Start of Input data

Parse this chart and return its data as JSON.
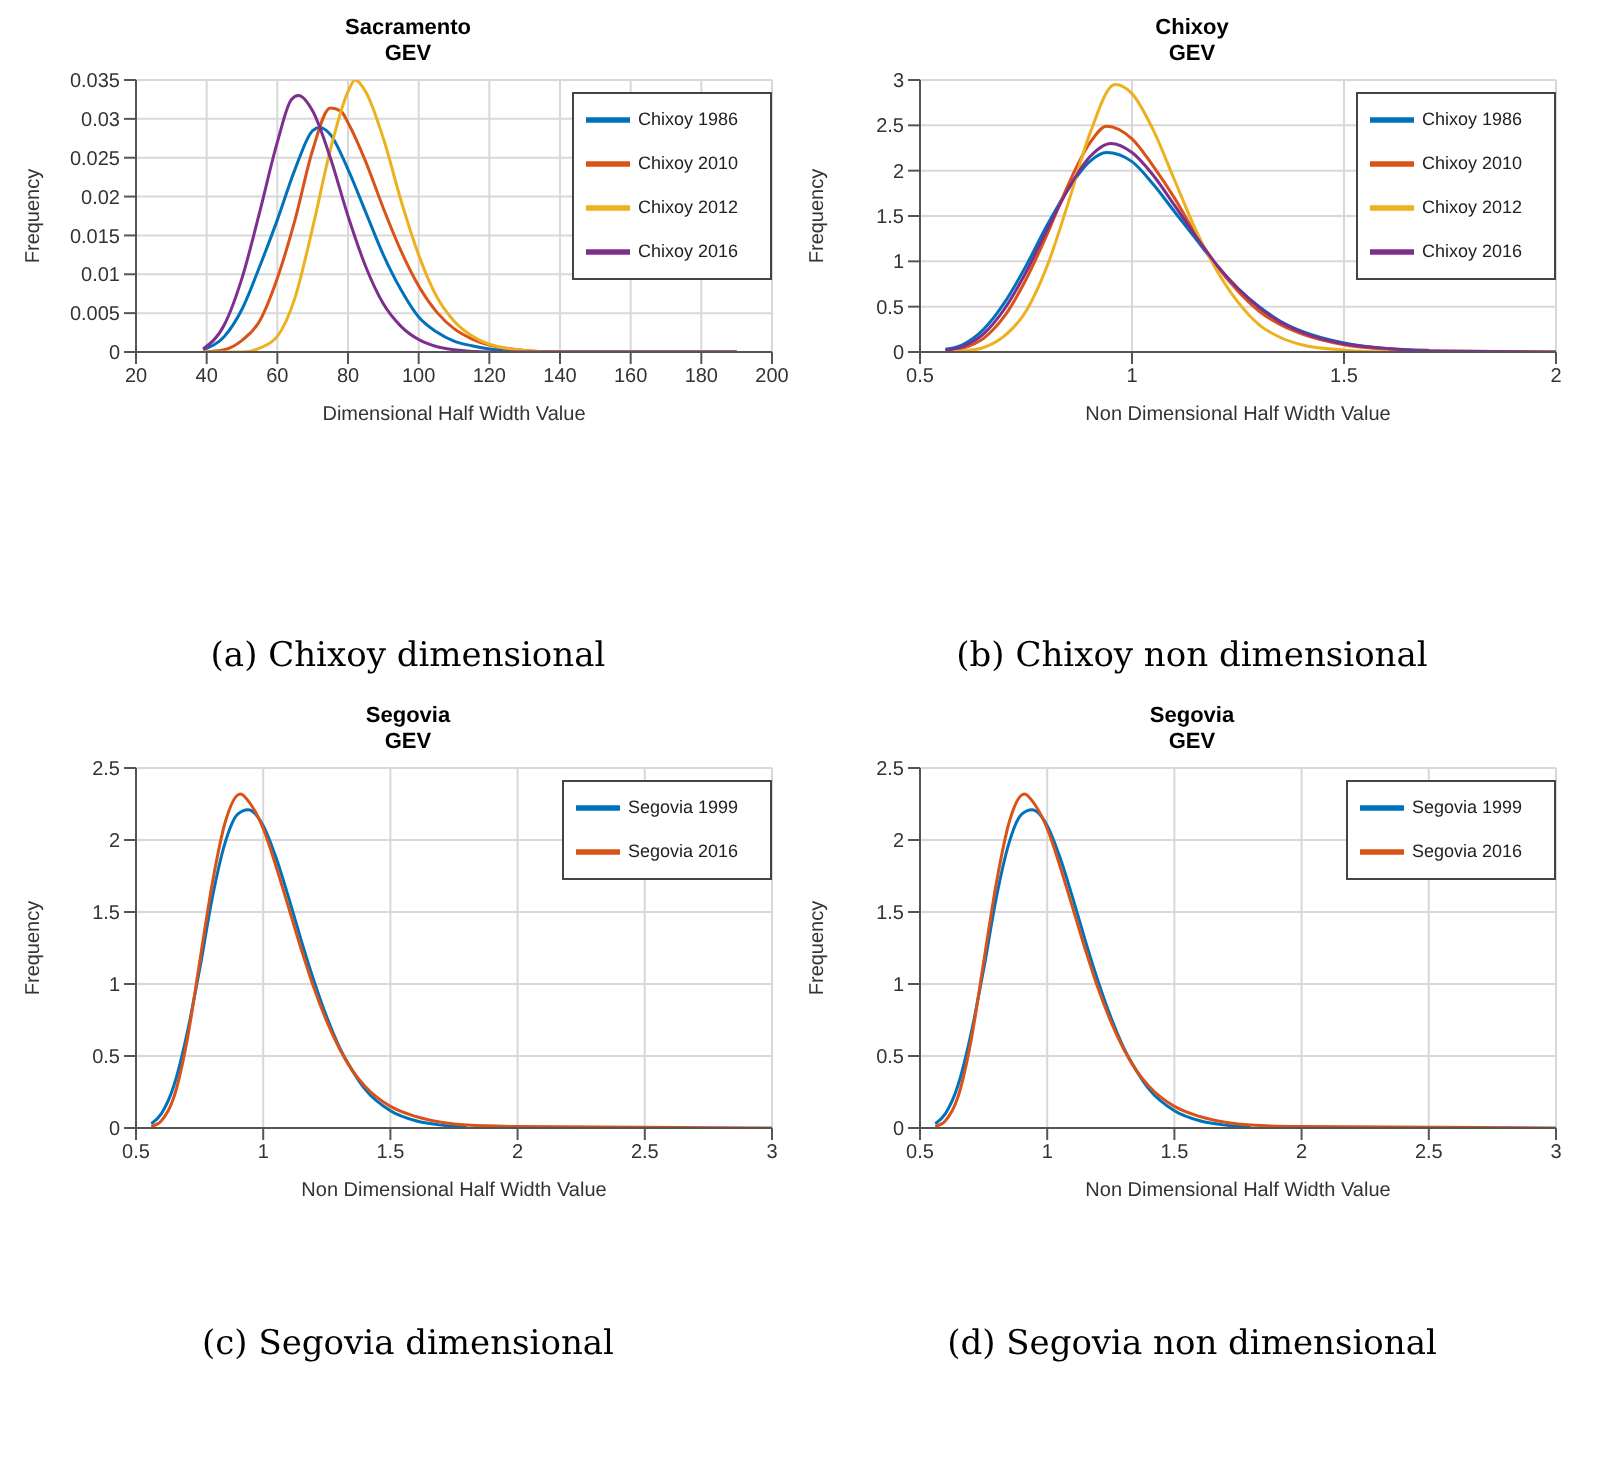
{
  "chart_data": [
    {
      "type": "line",
      "title": "Sacramento",
      "subtitle": "GEV",
      "xlabel": "Dimensional Half Width Value",
      "ylabel": "Frequency",
      "annotations": [
        "(a) Chixoy dimensional"
      ],
      "xlim": [
        20,
        200
      ],
      "xticks": [
        20,
        40,
        60,
        80,
        100,
        120,
        140,
        160,
        180,
        200
      ],
      "ylim": [
        0,
        0.035
      ],
      "yticks": [
        0,
        0.005,
        0.01,
        0.015,
        0.02,
        0.025,
        0.03,
        0.035
      ],
      "grid": true,
      "legend": "top right",
      "series": [
        {
          "name": "Chixoy 1986",
          "color": "#0072bd",
          "x": [
            39,
            45,
            50,
            55,
            60,
            65,
            70,
            72,
            75,
            80,
            85,
            90,
            95,
            100,
            105,
            110,
            115,
            120,
            130,
            140,
            190
          ],
          "values": [
            0.0003,
            0.002,
            0.0055,
            0.011,
            0.017,
            0.0235,
            0.0285,
            0.0289,
            0.028,
            0.0235,
            0.018,
            0.0125,
            0.008,
            0.0045,
            0.0026,
            0.0014,
            0.0008,
            0.0004,
            0.0001,
            0,
            0
          ]
        },
        {
          "name": "Chixoy 2010",
          "color": "#d95319",
          "x": [
            39,
            45,
            50,
            55,
            60,
            65,
            70,
            75,
            78,
            80,
            85,
            90,
            95,
            100,
            105,
            110,
            115,
            120,
            130,
            140,
            190
          ],
          "values": [
            0,
            0.0003,
            0.0015,
            0.004,
            0.0095,
            0.017,
            0.026,
            0.0314,
            0.031,
            0.0295,
            0.0245,
            0.0185,
            0.013,
            0.0085,
            0.0052,
            0.003,
            0.0017,
            0.0009,
            0.0002,
            0,
            0
          ]
        },
        {
          "name": "Chixoy 2012",
          "color": "#edb120",
          "x": [
            39,
            50,
            55,
            60,
            65,
            70,
            75,
            80,
            82,
            85,
            90,
            95,
            100,
            105,
            110,
            115,
            120,
            130,
            140,
            190
          ],
          "values": [
            0,
            0,
            0.0005,
            0.002,
            0.007,
            0.016,
            0.026,
            0.0335,
            0.035,
            0.0335,
            0.0275,
            0.0195,
            0.0125,
            0.0072,
            0.004,
            0.0021,
            0.001,
            0.0002,
            0,
            0
          ]
        },
        {
          "name": "Chixoy 2016",
          "color": "#7e2f8e",
          "x": [
            39,
            45,
            50,
            55,
            60,
            64,
            66,
            70,
            75,
            80,
            85,
            90,
            95,
            100,
            105,
            110,
            120,
            190
          ],
          "values": [
            0.0004,
            0.0035,
            0.0095,
            0.018,
            0.027,
            0.0325,
            0.033,
            0.031,
            0.025,
            0.0175,
            0.011,
            0.0062,
            0.0033,
            0.0016,
            0.0007,
            0.0003,
            0,
            0
          ]
        }
      ]
    },
    {
      "type": "line",
      "title": "Chixoy",
      "subtitle": "GEV",
      "xlabel": "Non Dimensional Half Width Value",
      "ylabel": "Frequency",
      "annotations": [
        "(b) Chixoy non dimensional"
      ],
      "xlim": [
        0.5,
        2
      ],
      "xticks": [
        0.5,
        1,
        1.5,
        2
      ],
      "ylim": [
        0,
        3
      ],
      "yticks": [
        0,
        0.5,
        1,
        1.5,
        2,
        2.5,
        3
      ],
      "grid": true,
      "legend": "top right",
      "series": [
        {
          "name": "Chixoy 1986",
          "color": "#0072bd",
          "x": [
            0.56,
            0.6,
            0.65,
            0.7,
            0.75,
            0.8,
            0.85,
            0.9,
            0.94,
            1,
            1.05,
            1.1,
            1.15,
            1.2,
            1.25,
            1.3,
            1.35,
            1.4,
            1.5,
            1.6,
            1.7
          ],
          "values": [
            0.03,
            0.08,
            0.25,
            0.55,
            0.95,
            1.4,
            1.8,
            2.1,
            2.2,
            2.1,
            1.85,
            1.55,
            1.25,
            0.95,
            0.7,
            0.5,
            0.34,
            0.23,
            0.1,
            0.04,
            0.02
          ]
        },
        {
          "name": "Chixoy 2010",
          "color": "#d95319",
          "x": [
            0.56,
            0.6,
            0.65,
            0.7,
            0.75,
            0.8,
            0.85,
            0.9,
            0.94,
            1,
            1.05,
            1.1,
            1.15,
            1.2,
            1.25,
            1.3,
            1.35,
            1.4,
            1.5,
            1.6,
            1.7,
            2
          ],
          "values": [
            0.01,
            0.04,
            0.15,
            0.4,
            0.8,
            1.3,
            1.85,
            2.3,
            2.49,
            2.35,
            2.05,
            1.7,
            1.3,
            0.95,
            0.67,
            0.45,
            0.3,
            0.2,
            0.08,
            0.03,
            0.01,
            0
          ]
        },
        {
          "name": "Chixoy 2012",
          "color": "#edb120",
          "x": [
            0.56,
            0.6,
            0.65,
            0.7,
            0.75,
            0.8,
            0.85,
            0.9,
            0.96,
            1,
            1.05,
            1.1,
            1.15,
            1.2,
            1.25,
            1.3,
            1.35,
            1.4,
            1.5,
            1.6,
            2
          ],
          "values": [
            0,
            0.01,
            0.05,
            0.18,
            0.45,
            0.95,
            1.65,
            2.4,
            2.95,
            2.85,
            2.45,
            1.9,
            1.35,
            0.9,
            0.55,
            0.3,
            0.16,
            0.08,
            0.02,
            0,
            0
          ]
        },
        {
          "name": "Chixoy 2016",
          "color": "#7e2f8e",
          "x": [
            0.56,
            0.6,
            0.65,
            0.7,
            0.75,
            0.8,
            0.85,
            0.9,
            0.95,
            1,
            1.05,
            1.1,
            1.15,
            1.2,
            1.25,
            1.3,
            1.35,
            1.4,
            1.5,
            1.6,
            1.7,
            2
          ],
          "values": [
            0.02,
            0.06,
            0.2,
            0.48,
            0.88,
            1.35,
            1.8,
            2.15,
            2.3,
            2.2,
            1.95,
            1.62,
            1.28,
            0.96,
            0.7,
            0.49,
            0.33,
            0.22,
            0.09,
            0.04,
            0.01,
            0
          ]
        }
      ]
    },
    {
      "type": "line",
      "title": "Segovia",
      "subtitle": "GEV",
      "xlabel": "Non Dimensional Half Width Value",
      "ylabel": "Frequency",
      "annotations": [
        "(c) Segovia dimensional"
      ],
      "xlim": [
        0.5,
        3
      ],
      "xticks": [
        0.5,
        1,
        1.5,
        2,
        2.5,
        3
      ],
      "ylim": [
        0,
        2.5
      ],
      "yticks": [
        0,
        0.5,
        1,
        1.5,
        2,
        2.5
      ],
      "grid": true,
      "legend": "top right",
      "series": [
        {
          "name": "Segovia 1999",
          "color": "#0072bd",
          "x": [
            0.56,
            0.6,
            0.65,
            0.7,
            0.75,
            0.8,
            0.85,
            0.9,
            0.94,
            1,
            1.05,
            1.1,
            1.15,
            1.2,
            1.25,
            1.3,
            1.35,
            1.4,
            1.5,
            1.6,
            1.7,
            1.8
          ],
          "values": [
            0.03,
            0.1,
            0.3,
            0.65,
            1.1,
            1.6,
            1.98,
            2.18,
            2.21,
            2.1,
            1.88,
            1.6,
            1.3,
            1.02,
            0.77,
            0.56,
            0.4,
            0.27,
            0.12,
            0.05,
            0.02,
            0.01
          ]
        },
        {
          "name": "Segovia 2016",
          "color": "#d95319",
          "x": [
            0.56,
            0.6,
            0.65,
            0.7,
            0.75,
            0.8,
            0.85,
            0.91,
            0.95,
            1,
            1.05,
            1.1,
            1.15,
            1.2,
            1.25,
            1.3,
            1.35,
            1.4,
            1.5,
            1.6,
            1.7,
            1.8,
            2,
            3
          ],
          "values": [
            0.01,
            0.05,
            0.22,
            0.6,
            1.15,
            1.7,
            2.12,
            2.32,
            2.25,
            2.08,
            1.82,
            1.53,
            1.24,
            0.97,
            0.74,
            0.55,
            0.4,
            0.29,
            0.15,
            0.08,
            0.04,
            0.02,
            0.01,
            0
          ]
        }
      ]
    },
    {
      "type": "line",
      "title": "Segovia",
      "subtitle": "GEV",
      "xlabel": "Non Dimensional Half Width Value",
      "ylabel": "Frequency",
      "annotations": [
        "(d) Segovia non dimensional"
      ],
      "xlim": [
        0.5,
        3
      ],
      "xticks": [
        0.5,
        1,
        1.5,
        2,
        2.5,
        3
      ],
      "ylim": [
        0,
        2.5
      ],
      "yticks": [
        0,
        0.5,
        1,
        1.5,
        2,
        2.5
      ],
      "grid": true,
      "legend": "top right",
      "series": [
        {
          "name": "Segovia 1999",
          "color": "#0072bd",
          "x": [
            0.56,
            0.6,
            0.65,
            0.7,
            0.75,
            0.8,
            0.85,
            0.9,
            0.94,
            1,
            1.05,
            1.1,
            1.15,
            1.2,
            1.25,
            1.3,
            1.35,
            1.4,
            1.5,
            1.6,
            1.7,
            1.8
          ],
          "values": [
            0.03,
            0.1,
            0.3,
            0.65,
            1.1,
            1.6,
            1.98,
            2.18,
            2.21,
            2.1,
            1.88,
            1.6,
            1.3,
            1.02,
            0.77,
            0.56,
            0.4,
            0.27,
            0.12,
            0.05,
            0.02,
            0.01
          ]
        },
        {
          "name": "Segovia 2016",
          "color": "#d95319",
          "x": [
            0.56,
            0.6,
            0.65,
            0.7,
            0.75,
            0.8,
            0.85,
            0.91,
            0.95,
            1,
            1.05,
            1.1,
            1.15,
            1.2,
            1.25,
            1.3,
            1.35,
            1.4,
            1.5,
            1.6,
            1.7,
            1.8,
            2,
            3
          ],
          "values": [
            0.01,
            0.05,
            0.22,
            0.6,
            1.15,
            1.7,
            2.12,
            2.32,
            2.25,
            2.08,
            1.82,
            1.53,
            1.24,
            0.97,
            0.74,
            0.55,
            0.4,
            0.29,
            0.15,
            0.08,
            0.04,
            0.02,
            0.01,
            0
          ]
        }
      ]
    }
  ]
}
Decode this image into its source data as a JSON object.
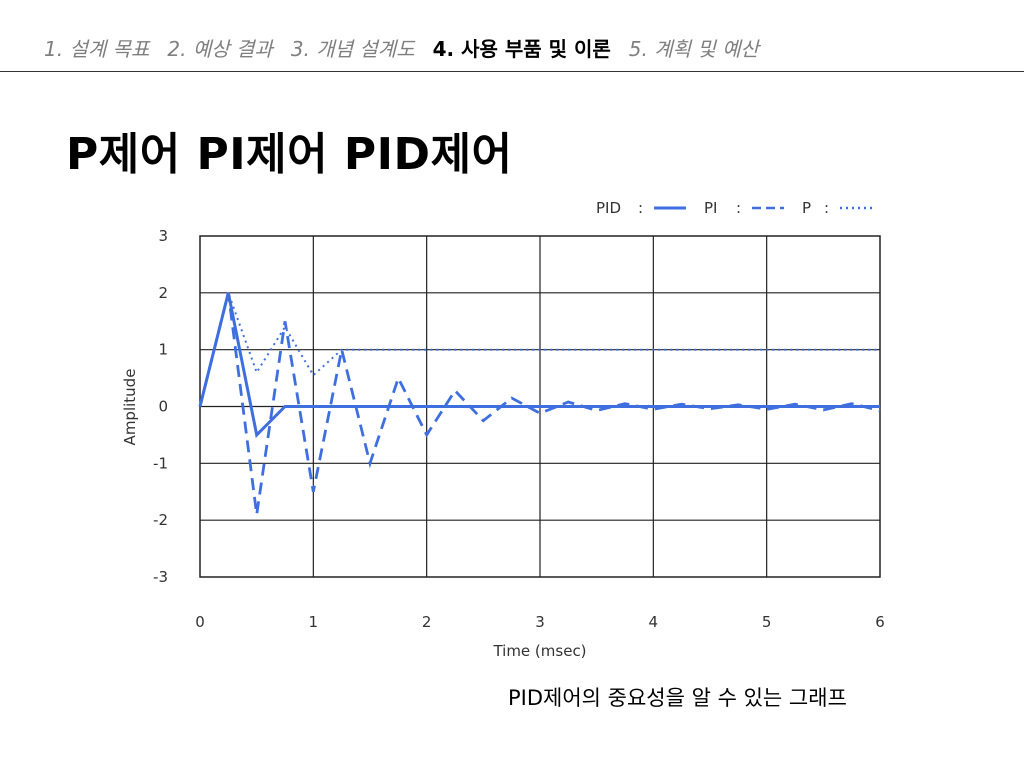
{
  "nav": {
    "items": [
      {
        "label": "1. 설계 목표",
        "active": false
      },
      {
        "label": "2. 예상 결과",
        "active": false
      },
      {
        "label": "3. 개념 설계도",
        "active": false
      },
      {
        "label": "4. 사용 부품 및 이론",
        "active": true
      },
      {
        "label": "5. 계획 및 예산",
        "active": false
      }
    ]
  },
  "slide": {
    "title": "P제어 PI제어 PID제어",
    "caption": "PID제어의 중요성을 알 수 있는 그래프"
  },
  "chart_data": {
    "type": "line",
    "xlabel": "Time (msec)",
    "ylabel": "Amplitude",
    "xlim": [
      0,
      6
    ],
    "ylim": [
      -3,
      3
    ],
    "xticks": [
      "0",
      "1",
      "2",
      "3",
      "4",
      "5",
      "6"
    ],
    "yticks": [
      "3",
      "2",
      "1",
      "0",
      "-1",
      "-2",
      "-3"
    ],
    "grid": true,
    "legend_position": "top-right",
    "line_color": "#3f6fdf",
    "series": [
      {
        "name": "PID",
        "style": "solid",
        "x": [
          0,
          0.25,
          0.5,
          0.75,
          6
        ],
        "y": [
          0,
          2,
          -0.5,
          0,
          0
        ]
      },
      {
        "name": "PI",
        "style": "dashed",
        "x": [
          0,
          0.25,
          0.5,
          0.75,
          1.0,
          1.25,
          1.5,
          1.75,
          2.0,
          2.25,
          2.5,
          2.75,
          3.0,
          3.25,
          3.5,
          3.75,
          4.0,
          4.25,
          4.5,
          4.75,
          5.0,
          5.25,
          5.5,
          5.75,
          6.0
        ],
        "y": [
          0,
          2,
          -1.9,
          1.5,
          -1.5,
          1.0,
          -1.0,
          0.5,
          -0.5,
          0.28,
          -0.25,
          0.15,
          -0.12,
          0.08,
          -0.07,
          0.05,
          -0.05,
          0.04,
          -0.04,
          0.03,
          -0.05,
          0.04,
          -0.06,
          0.05,
          -0.07
        ]
      },
      {
        "name": "P",
        "style": "dotted",
        "x": [
          0,
          0.25,
          0.5,
          0.75,
          1.0,
          1.25,
          6.0
        ],
        "y": [
          0,
          2,
          0.6,
          1.4,
          0.55,
          1.0,
          1.0
        ]
      }
    ]
  }
}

End of Input data

**Task brief**.
Pick out the lines containing the string "JSON" and show them.

**Solution to the problem**.
Parse this chart and return its data as JSON.
Decode this image into its source data as a JSON object.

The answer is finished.